Problem: Copy, in full, each line of the material that holds the word "Actions".

[BEGIN]

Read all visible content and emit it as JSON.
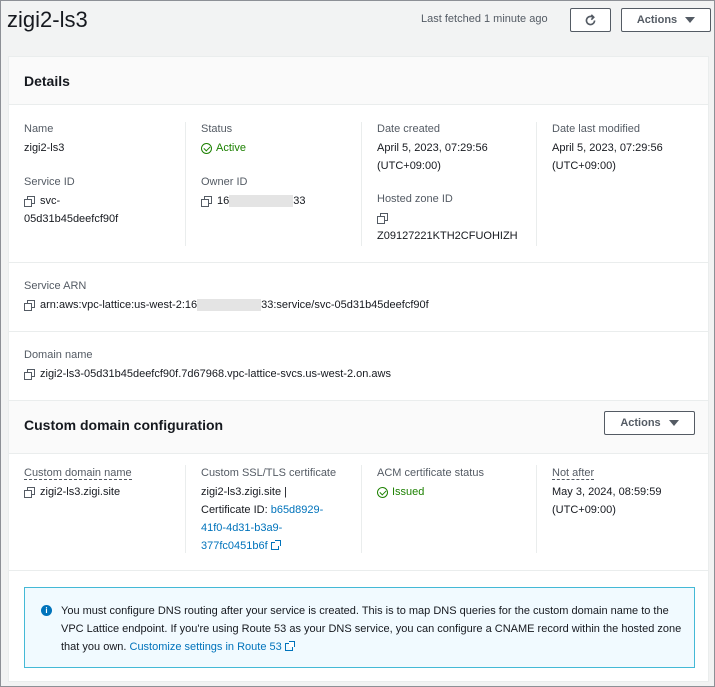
{
  "header": {
    "title": "zigi2-ls3",
    "last_fetched": "Last fetched 1 minute ago",
    "refresh_icon": "refresh-icon",
    "actions_label": "Actions"
  },
  "details": {
    "heading": "Details",
    "name_label": "Name",
    "name_value": "zigi2-ls3",
    "status_label": "Status",
    "status_value": "Active",
    "date_created_label": "Date created",
    "date_created_line1": "April 5, 2023, 07:29:56",
    "date_created_line2": "(UTC+09:00)",
    "date_modified_label": "Date last modified",
    "date_modified_line1": "April 5, 2023, 07:29:56",
    "date_modified_line2": "(UTC+09:00)",
    "service_id_label": "Service ID",
    "service_id_line1": "svc-",
    "service_id_line2": "05d31b45deefcf90f",
    "owner_id_label": "Owner ID",
    "owner_id_prefix": "16",
    "owner_id_suffix": "33",
    "hosted_zone_label": "Hosted zone ID",
    "hosted_zone_value": "Z09127221KTH2CFUOHIZH",
    "service_arn_label": "Service ARN",
    "service_arn_prefix": "arn:aws:vpc-lattice:us-west-2:16",
    "service_arn_suffix": "33:service/svc-05d31b45deefcf90f",
    "domain_name_label": "Domain name",
    "domain_name_value": "zigi2-ls3-05d31b45deefcf90f.7d67968.vpc-lattice-svcs.us-west-2.on.aws"
  },
  "custom_domain": {
    "heading": "Custom domain configuration",
    "actions_label": "Actions",
    "name_label": "Custom domain name",
    "name_value": "zigi2-ls3.zigi.site",
    "cert_label": "Custom SSL/TLS certificate",
    "cert_line1": "zigi2-ls3.zigi.site |",
    "cert_line2_prefix": "Certificate ID:",
    "cert_id_part1": "b65d8929-",
    "cert_id_part2": "41f0-4d31-b3a9-",
    "cert_id_part3": "377fc0451b6f",
    "acm_status_label": "ACM certificate status",
    "acm_status_value": "Issued",
    "not_after_label": "Not after",
    "not_after_line1": "May 3, 2024, 08:59:59",
    "not_after_line2": "(UTC+09:00)"
  },
  "info": {
    "text": "You must configure DNS routing after your service is created. This is to map DNS queries for the custom domain name to the VPC Lattice endpoint. If you're using Route 53 as your DNS service, you can configure a CNAME record within the hosted zone that you own.",
    "link": "Customize settings in Route 53"
  },
  "colors": {
    "accent_link": "#0073bb",
    "success": "#1d8102",
    "info_border": "#44b9d6"
  }
}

[END]

Result for this exercise:
    "actions_label": "Actions"
    "actions_label": "Actions",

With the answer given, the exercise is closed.